• AIM OF THE TASK: Could you write out every record below exactly, leaving out any pictures?

• GIVEN DATA:
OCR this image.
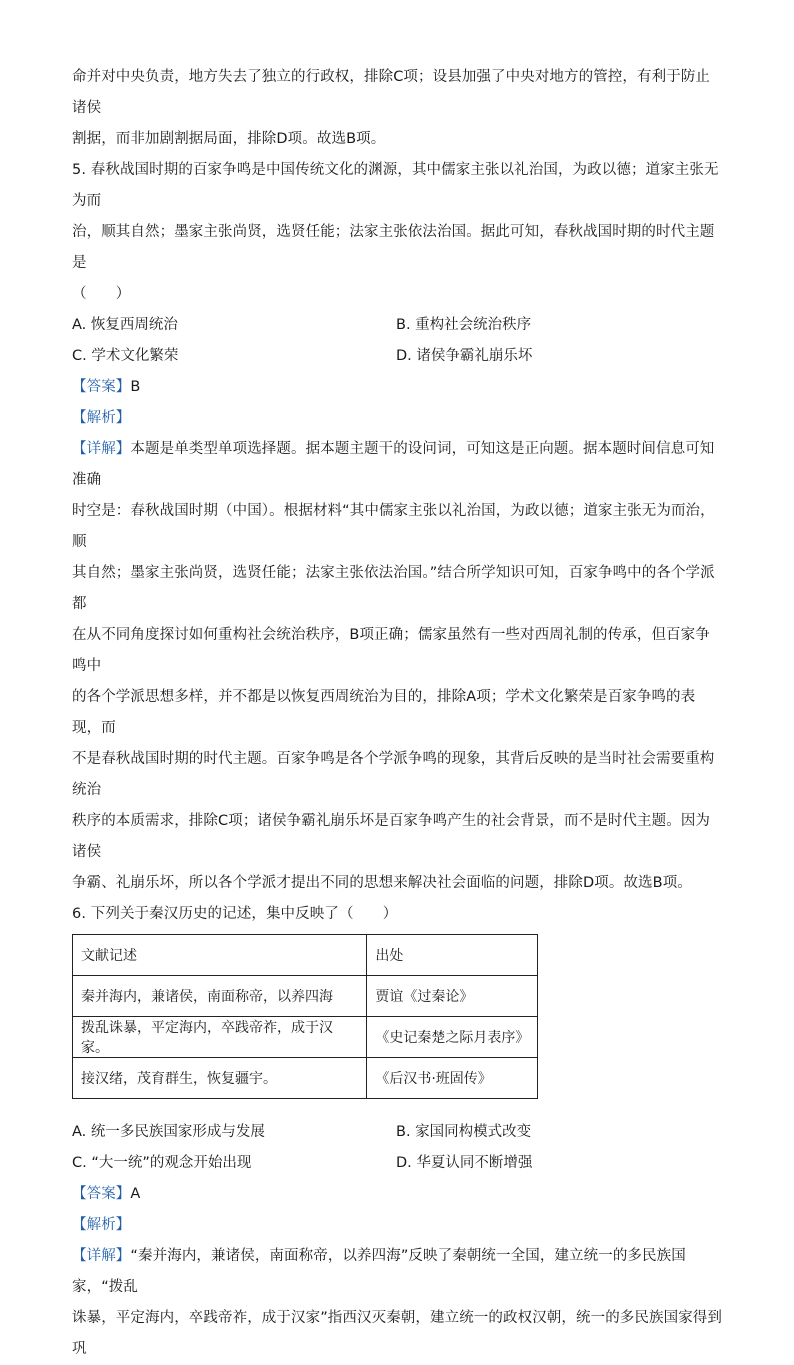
命并对中央负责，地方失去了独立的行政权，排除C项；设县加强了中央对地方的管控，有利于防止诸侯

割据，而非加剧割据局面，排除D项。故选B项。

5. 春秋战国时期的百家争鸣是中国传统文化的渊源，其中儒家主张以礼治国，为政以德；道家主张无为而

治，顺其自然；墨家主张尚贤，选贤任能；法家主张依法治国。据此可知，春秋战国时期的时代主题是

（　　）

A. 恢复西周统治	B. 重构社会统治秩序
C. 学术文化繁荣	D. 诸侯争霸礼崩乐坏

【答案】B

【解析】

【详解】本题是单类型单项选择题。据本题主题干的设问词，可知这是正向题。据本题时间信息可知准确

时空是：春秋战国时期（中国）。根据材料“其中儒家主张以礼治国，为政以德；道家主张无为而治，顺

其自然；墨家主张尚贤，选贤任能；法家主张依法治国。”结合所学知识可知，百家争鸣中的各个学派都

在从不同角度探讨如何重构社会统治秩序，B项正确；儒家虽然有一些对西周礼制的传承，但百家争鸣中

的各个学派思想多样，并不都是以恢复西周统治为目的，排除A项；学术文化繁荣是百家争鸣的表现，而

不是春秋战国时期的时代主题。百家争鸣是各个学派争鸣的现象，其背后反映的是当时社会需要重构统治

秩序的本质需求，排除C项；诸侯争霸礼崩乐坏是百家争鸣产生的社会背景，而不是时代主题。因为诸侯

争霸、礼崩乐坏，所以各个学派才提出不同的思想来解决社会面临的问题，排除D项。故选B项。

6. 下列关于秦汉历史的记述，集中反映了（　　）

文献记述	出处
秦并海内，兼诸侯，南面称帝，以养四海	贾谊《过秦论》
拨乱诛暴，平定海内，卒践帝祚，成于汉家。	《史记秦楚之际月表序》
接汉绪，茂育群生，恢复疆宇。	《后汉书·班固传》
A. 统一多民族国家形成与发展	B. 家国同构模式改变
C. “大一统”的观念开始出现	D. 华夏认同不断增强

【答案】A

【解析】

【详解】“秦并海内，兼诸侯，南面称帝，以养四海”反映了秦朝统一全国，建立统一的多民族国家，“拨乱

诛暴，平定海内，卒践帝祚，成于汉家”指西汉灭秦朝，建立统一的政权汉朝，统一的多民族国家得到巩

• FULL RESPONSE:
OCR this image.
命并对中央负责，地方失去了独立的行政权，排除C项；设县加强了中央对地方的管控，有利于防止诸侯

割据，而非加剧割据局面，排除D项。故选B项。

5. 春秋战国时期的百家争鸣是中国传统文化的渊源，其中儒家主张以礼治国，为政以德；道家主张无为而

治，顺其自然；墨家主张尚贤，选贤任能；法家主张依法治国。据此可知，春秋战国时期的时代主题是

（　　）

A. 恢复西周统治	B. 重构社会统治秩序
C. 学术文化繁荣	D. 诸侯争霸礼崩乐坏

【答案】B

【解析】

【详解】本题是单类型单项选择题。据本题主题干的设问词，可知这是正向题。据本题时间信息可知准确

时空是：春秋战国时期（中国）。根据材料“其中儒家主张以礼治国，为政以德；道家主张无为而治，顺

其自然；墨家主张尚贤，选贤任能；法家主张依法治国。”结合所学知识可知，百家争鸣中的各个学派都

在从不同角度探讨如何重构社会统治秩序，B项正确；儒家虽然有一些对西周礼制的传承，但百家争鸣中

的各个学派思想多样，并不都是以恢复西周统治为目的，排除A项；学术文化繁荣是百家争鸣的表现，而

不是春秋战国时期的时代主题。百家争鸣是各个学派争鸣的现象，其背后反映的是当时社会需要重构统治

秩序的本质需求，排除C项；诸侯争霸礼崩乐坏是百家争鸣产生的社会背景，而不是时代主题。因为诸侯

争霸、礼崩乐坏，所以各个学派才提出不同的思想来解决社会面临的问题，排除D项。故选B项。

6. 下列关于秦汉历史的记述，集中反映了（　　）

文献记述	出处
秦并海内，兼诸侯，南面称帝，以养四海	贾谊《过秦论》
拨乱诛暴，平定海内，卒践帝祚，成于汉家。	《史记秦楚之际月表序》
接汉绪，茂育群生，恢复疆宇。	《后汉书·班固传》
A. 统一多民族国家形成与发展	B. 家国同构模式改变
C. “大一统”的观念开始出现	D. 华夏认同不断增强

【答案】A

【解析】

【详解】“秦并海内，兼诸侯，南面称帝，以养四海”反映了秦朝统一全国，建立统一的多民族国家，“拨乱

诛暴，平定海内，卒践帝祚，成于汉家”指西汉灭秦朝，建立统一的政权汉朝，统一的多民族国家得到巩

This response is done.